### Work to do:
Every line of the listing must be reproduced as it stands. Leave the images behind.
▼▼▼
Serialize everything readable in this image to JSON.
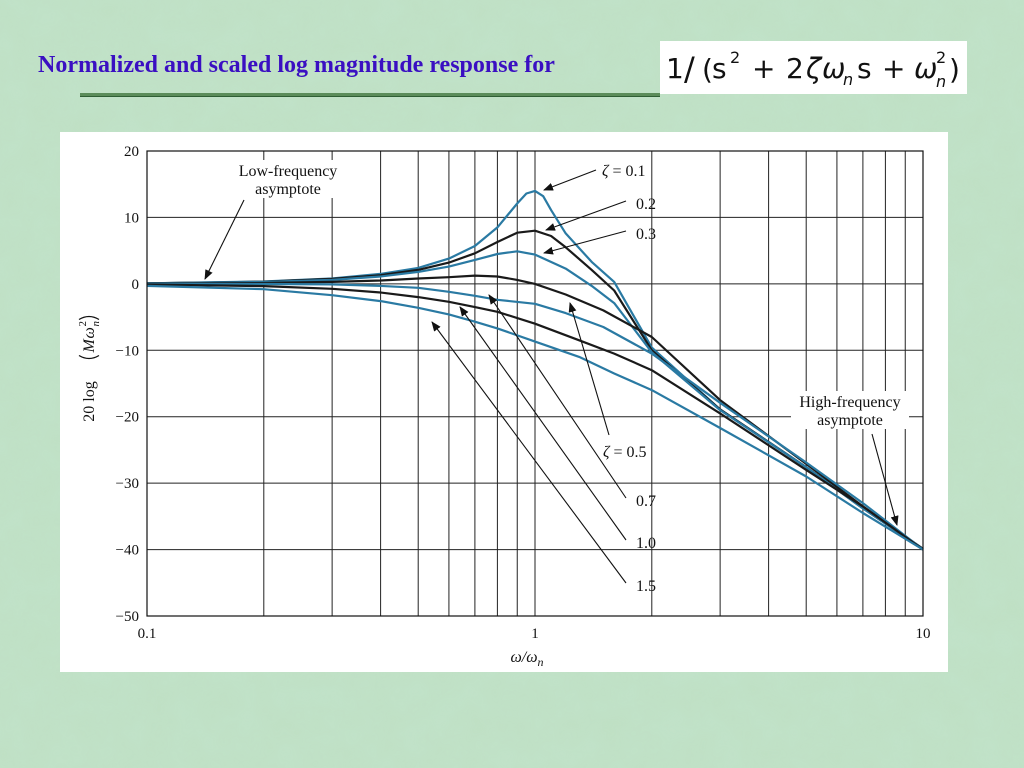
{
  "slide": {
    "title": "Normalized and scaled log magnitude response for",
    "formula": {
      "numerator": "1",
      "operator": "/",
      "open_paren": "(",
      "s": "s",
      "exp": "2",
      "plus": "+",
      "coeff": "2",
      "zeta": "ζ",
      "omega": "ω",
      "sub_n": "n",
      "close_paren": ")"
    }
  },
  "chart_data": {
    "type": "line",
    "xscale": "log",
    "xlim": [
      0.1,
      10
    ],
    "ylim": [
      -50,
      20
    ],
    "grid": true,
    "xlabel": {
      "main": "ω/ω",
      "sub": "n"
    },
    "ylabel": {
      "prefix": "20 log",
      "M": "M",
      "omega": "ω",
      "sup": "2",
      "sub": "n"
    },
    "x_ticks": [
      {
        "value": 0.1,
        "label": "0.1"
      },
      {
        "value": 1,
        "label": "1"
      },
      {
        "value": 10,
        "label": "10"
      }
    ],
    "y_ticks": [
      {
        "value": 20,
        "label": "20"
      },
      {
        "value": 10,
        "label": "10"
      },
      {
        "value": 0,
        "label": "0"
      },
      {
        "value": -10,
        "label": "−10"
      },
      {
        "value": -20,
        "label": "−20"
      },
      {
        "value": -30,
        "label": "−30"
      },
      {
        "value": -40,
        "label": "−40"
      },
      {
        "value": -50,
        "label": "−50"
      }
    ],
    "series": [
      {
        "zeta": 0.1,
        "color": "#2a7aa3",
        "points": [
          [
            0.1,
            0.09
          ],
          [
            0.2,
            0.35
          ],
          [
            0.3,
            0.8
          ],
          [
            0.4,
            1.5
          ],
          [
            0.5,
            2.4
          ],
          [
            0.6,
            3.8
          ],
          [
            0.7,
            5.7
          ],
          [
            0.8,
            8.5
          ],
          [
            0.9,
            12.1
          ],
          [
            0.95,
            13.6
          ],
          [
            1.0,
            14.0
          ],
          [
            1.05,
            13.2
          ],
          [
            1.1,
            11.1
          ],
          [
            1.2,
            7.6
          ],
          [
            1.4,
            3.3
          ],
          [
            1.6,
            0.3
          ],
          [
            2.0,
            -9.6
          ],
          [
            3.0,
            -18.9
          ],
          [
            5.0,
            -27.6
          ],
          [
            7.0,
            -33.7
          ],
          [
            10.0,
            -39.9
          ]
        ]
      },
      {
        "zeta": 0.2,
        "color": "#1a1a1a",
        "points": [
          [
            0.1,
            0.08
          ],
          [
            0.2,
            0.33
          ],
          [
            0.3,
            0.75
          ],
          [
            0.4,
            1.3
          ],
          [
            0.5,
            2.1
          ],
          [
            0.6,
            3.2
          ],
          [
            0.7,
            4.6
          ],
          [
            0.8,
            6.3
          ],
          [
            0.9,
            7.7
          ],
          [
            1.0,
            8.0
          ],
          [
            1.1,
            7.2
          ],
          [
            1.2,
            5.5
          ],
          [
            1.4,
            2.1
          ],
          [
            1.6,
            -1.0
          ],
          [
            2.0,
            -10.0
          ],
          [
            3.0,
            -18.9
          ],
          [
            5.0,
            -27.6
          ],
          [
            7.0,
            -33.8
          ],
          [
            10.0,
            -39.9
          ]
        ]
      },
      {
        "zeta": 0.3,
        "color": "#2a7aa3",
        "points": [
          [
            0.1,
            0.07
          ],
          [
            0.2,
            0.28
          ],
          [
            0.3,
            0.6
          ],
          [
            0.4,
            1.1
          ],
          [
            0.5,
            1.8
          ],
          [
            0.6,
            2.6
          ],
          [
            0.7,
            3.6
          ],
          [
            0.8,
            4.5
          ],
          [
            0.9,
            4.9
          ],
          [
            1.0,
            4.4
          ],
          [
            1.2,
            2.3
          ],
          [
            1.4,
            -0.3
          ],
          [
            1.6,
            -2.9
          ],
          [
            2.0,
            -10.3
          ],
          [
            3.0,
            -19.0
          ],
          [
            5.0,
            -27.6
          ],
          [
            7.0,
            -33.8
          ],
          [
            10.0,
            -39.9
          ]
        ]
      },
      {
        "zeta": 0.5,
        "color": "#1a1a1a",
        "points": [
          [
            0.1,
            0.04
          ],
          [
            0.2,
            0.13
          ],
          [
            0.3,
            0.3
          ],
          [
            0.4,
            0.5
          ],
          [
            0.5,
            0.8
          ],
          [
            0.6,
            1.0
          ],
          [
            0.7,
            1.25
          ],
          [
            0.8,
            1.1
          ],
          [
            0.9,
            0.6
          ],
          [
            1.0,
            0.0
          ],
          [
            1.2,
            -1.6
          ],
          [
            1.5,
            -4.0
          ],
          [
            2.0,
            -8.0
          ],
          [
            3.0,
            -17.5
          ],
          [
            5.0,
            -27.1
          ],
          [
            7.0,
            -33.5
          ],
          [
            10.0,
            -39.9
          ]
        ]
      },
      {
        "zeta": 0.7,
        "color": "#2a7aa3",
        "points": [
          [
            0.1,
            0.0
          ],
          [
            0.2,
            -0.02
          ],
          [
            0.3,
            -0.08
          ],
          [
            0.4,
            -0.3
          ],
          [
            0.5,
            -0.6
          ],
          [
            0.6,
            -1.2
          ],
          [
            0.7,
            -1.8
          ],
          [
            0.8,
            -2.4
          ],
          [
            1.0,
            -3.0
          ],
          [
            1.2,
            -4.4
          ],
          [
            1.5,
            -6.5
          ],
          [
            2.0,
            -10.5
          ],
          [
            3.0,
            -17.9
          ],
          [
            5.0,
            -26.9
          ],
          [
            7.0,
            -33.0
          ],
          [
            10.0,
            -40.0
          ]
        ]
      },
      {
        "zeta": 1.0,
        "color": "#1a1a1a",
        "points": [
          [
            0.1,
            -0.09
          ],
          [
            0.2,
            -0.34
          ],
          [
            0.3,
            -0.75
          ],
          [
            0.4,
            -1.3
          ],
          [
            0.5,
            -2.0
          ],
          [
            0.6,
            -2.7
          ],
          [
            0.7,
            -3.5
          ],
          [
            0.8,
            -4.2
          ],
          [
            1.0,
            -6.0
          ],
          [
            1.3,
            -8.5
          ],
          [
            1.6,
            -10.5
          ],
          [
            2.0,
            -13.0
          ],
          [
            3.0,
            -19.5
          ],
          [
            5.0,
            -28.0
          ],
          [
            7.0,
            -33.5
          ],
          [
            10.0,
            -40.0
          ]
        ]
      },
      {
        "zeta": 1.5,
        "color": "#2a7aa3",
        "points": [
          [
            0.1,
            -0.3
          ],
          [
            0.2,
            -0.8
          ],
          [
            0.3,
            -1.7
          ],
          [
            0.4,
            -2.6
          ],
          [
            0.5,
            -3.6
          ],
          [
            0.6,
            -4.6
          ],
          [
            0.7,
            -5.7
          ],
          [
            0.8,
            -6.7
          ],
          [
            1.0,
            -8.7
          ],
          [
            1.3,
            -11.0
          ],
          [
            1.6,
            -13.5
          ],
          [
            2.0,
            -16.0
          ],
          [
            3.0,
            -21.7
          ],
          [
            5.0,
            -29.0
          ],
          [
            7.0,
            -34.5
          ],
          [
            10.0,
            -40.0
          ]
        ]
      }
    ],
    "annotations": {
      "low_freq": {
        "lines": [
          "Low-frequency",
          "asymptote"
        ]
      },
      "high_freq": {
        "lines": [
          "High-frequency",
          "asymptote"
        ]
      },
      "zeta_symbol": "ζ",
      "zeta_eq": "= ",
      "top_labels": [
        "0.1",
        "0.2",
        "0.3"
      ],
      "bottom_labels": [
        "0.5",
        "0.7",
        "1.0",
        "1.5"
      ]
    }
  }
}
▲▲▲
### Result:
Serialize everything readable in this image to JSON.
{
  "slide": {
    "title": "Normalized and scaled log magnitude response for",
    "formula": {
      "numerator": "1",
      "operator": "/",
      "open_paren": "(",
      "s": "s",
      "exp": "2",
      "plus": "+",
      "coeff": "2",
      "zeta": "ζ",
      "omega": "ω",
      "sub_n": "n",
      "close_paren": ")"
    }
  },
  "chart_data": {
    "type": "line",
    "xscale": "log",
    "xlim": [
      0.1,
      10
    ],
    "ylim": [
      -50,
      20
    ],
    "grid": true,
    "xlabel": {
      "main": "ω/ω",
      "sub": "n"
    },
    "ylabel": {
      "prefix": "20 log",
      "M": "M",
      "omega": "ω",
      "sup": "2",
      "sub": "n"
    },
    "x_ticks": [
      {
        "value": 0.1,
        "label": "0.1"
      },
      {
        "value": 1,
        "label": "1"
      },
      {
        "value": 10,
        "label": "10"
      }
    ],
    "y_ticks": [
      {
        "value": 20,
        "label": "20"
      },
      {
        "value": 10,
        "label": "10"
      },
      {
        "value": 0,
        "label": "0"
      },
      {
        "value": -10,
        "label": "−10"
      },
      {
        "value": -20,
        "label": "−20"
      },
      {
        "value": -30,
        "label": "−30"
      },
      {
        "value": -40,
        "label": "−40"
      },
      {
        "value": -50,
        "label": "−50"
      }
    ],
    "series": [
      {
        "zeta": 0.1,
        "color": "#2a7aa3",
        "points": [
          [
            0.1,
            0.09
          ],
          [
            0.2,
            0.35
          ],
          [
            0.3,
            0.8
          ],
          [
            0.4,
            1.5
          ],
          [
            0.5,
            2.4
          ],
          [
            0.6,
            3.8
          ],
          [
            0.7,
            5.7
          ],
          [
            0.8,
            8.5
          ],
          [
            0.9,
            12.1
          ],
          [
            0.95,
            13.6
          ],
          [
            1.0,
            14.0
          ],
          [
            1.05,
            13.2
          ],
          [
            1.1,
            11.1
          ],
          [
            1.2,
            7.6
          ],
          [
            1.4,
            3.3
          ],
          [
            1.6,
            0.3
          ],
          [
            2.0,
            -9.6
          ],
          [
            3.0,
            -18.9
          ],
          [
            5.0,
            -27.6
          ],
          [
            7.0,
            -33.7
          ],
          [
            10.0,
            -39.9
          ]
        ]
      },
      {
        "zeta": 0.2,
        "color": "#1a1a1a",
        "points": [
          [
            0.1,
            0.08
          ],
          [
            0.2,
            0.33
          ],
          [
            0.3,
            0.75
          ],
          [
            0.4,
            1.3
          ],
          [
            0.5,
            2.1
          ],
          [
            0.6,
            3.2
          ],
          [
            0.7,
            4.6
          ],
          [
            0.8,
            6.3
          ],
          [
            0.9,
            7.7
          ],
          [
            1.0,
            8.0
          ],
          [
            1.1,
            7.2
          ],
          [
            1.2,
            5.5
          ],
          [
            1.4,
            2.1
          ],
          [
            1.6,
            -1.0
          ],
          [
            2.0,
            -10.0
          ],
          [
            3.0,
            -18.9
          ],
          [
            5.0,
            -27.6
          ],
          [
            7.0,
            -33.8
          ],
          [
            10.0,
            -39.9
          ]
        ]
      },
      {
        "zeta": 0.3,
        "color": "#2a7aa3",
        "points": [
          [
            0.1,
            0.07
          ],
          [
            0.2,
            0.28
          ],
          [
            0.3,
            0.6
          ],
          [
            0.4,
            1.1
          ],
          [
            0.5,
            1.8
          ],
          [
            0.6,
            2.6
          ],
          [
            0.7,
            3.6
          ],
          [
            0.8,
            4.5
          ],
          [
            0.9,
            4.9
          ],
          [
            1.0,
            4.4
          ],
          [
            1.2,
            2.3
          ],
          [
            1.4,
            -0.3
          ],
          [
            1.6,
            -2.9
          ],
          [
            2.0,
            -10.3
          ],
          [
            3.0,
            -19.0
          ],
          [
            5.0,
            -27.6
          ],
          [
            7.0,
            -33.8
          ],
          [
            10.0,
            -39.9
          ]
        ]
      },
      {
        "zeta": 0.5,
        "color": "#1a1a1a",
        "points": [
          [
            0.1,
            0.04
          ],
          [
            0.2,
            0.13
          ],
          [
            0.3,
            0.3
          ],
          [
            0.4,
            0.5
          ],
          [
            0.5,
            0.8
          ],
          [
            0.6,
            1.0
          ],
          [
            0.7,
            1.25
          ],
          [
            0.8,
            1.1
          ],
          [
            0.9,
            0.6
          ],
          [
            1.0,
            0.0
          ],
          [
            1.2,
            -1.6
          ],
          [
            1.5,
            -4.0
          ],
          [
            2.0,
            -8.0
          ],
          [
            3.0,
            -17.5
          ],
          [
            5.0,
            -27.1
          ],
          [
            7.0,
            -33.5
          ],
          [
            10.0,
            -39.9
          ]
        ]
      },
      {
        "zeta": 0.7,
        "color": "#2a7aa3",
        "points": [
          [
            0.1,
            0.0
          ],
          [
            0.2,
            -0.02
          ],
          [
            0.3,
            -0.08
          ],
          [
            0.4,
            -0.3
          ],
          [
            0.5,
            -0.6
          ],
          [
            0.6,
            -1.2
          ],
          [
            0.7,
            -1.8
          ],
          [
            0.8,
            -2.4
          ],
          [
            1.0,
            -3.0
          ],
          [
            1.2,
            -4.4
          ],
          [
            1.5,
            -6.5
          ],
          [
            2.0,
            -10.5
          ],
          [
            3.0,
            -17.9
          ],
          [
            5.0,
            -26.9
          ],
          [
            7.0,
            -33.0
          ],
          [
            10.0,
            -40.0
          ]
        ]
      },
      {
        "zeta": 1.0,
        "color": "#1a1a1a",
        "points": [
          [
            0.1,
            -0.09
          ],
          [
            0.2,
            -0.34
          ],
          [
            0.3,
            -0.75
          ],
          [
            0.4,
            -1.3
          ],
          [
            0.5,
            -2.0
          ],
          [
            0.6,
            -2.7
          ],
          [
            0.7,
            -3.5
          ],
          [
            0.8,
            -4.2
          ],
          [
            1.0,
            -6.0
          ],
          [
            1.3,
            -8.5
          ],
          [
            1.6,
            -10.5
          ],
          [
            2.0,
            -13.0
          ],
          [
            3.0,
            -19.5
          ],
          [
            5.0,
            -28.0
          ],
          [
            7.0,
            -33.5
          ],
          [
            10.0,
            -40.0
          ]
        ]
      },
      {
        "zeta": 1.5,
        "color": "#2a7aa3",
        "points": [
          [
            0.1,
            -0.3
          ],
          [
            0.2,
            -0.8
          ],
          [
            0.3,
            -1.7
          ],
          [
            0.4,
            -2.6
          ],
          [
            0.5,
            -3.6
          ],
          [
            0.6,
            -4.6
          ],
          [
            0.7,
            -5.7
          ],
          [
            0.8,
            -6.7
          ],
          [
            1.0,
            -8.7
          ],
          [
            1.3,
            -11.0
          ],
          [
            1.6,
            -13.5
          ],
          [
            2.0,
            -16.0
          ],
          [
            3.0,
            -21.7
          ],
          [
            5.0,
            -29.0
          ],
          [
            7.0,
            -34.5
          ],
          [
            10.0,
            -40.0
          ]
        ]
      }
    ],
    "annotations": {
      "low_freq": {
        "lines": [
          "Low-frequency",
          "asymptote"
        ]
      },
      "high_freq": {
        "lines": [
          "High-frequency",
          "asymptote"
        ]
      },
      "zeta_symbol": "ζ",
      "zeta_eq": "= ",
      "top_labels": [
        "0.1",
        "0.2",
        "0.3"
      ],
      "bottom_labels": [
        "0.5",
        "0.7",
        "1.0",
        "1.5"
      ]
    }
  }
}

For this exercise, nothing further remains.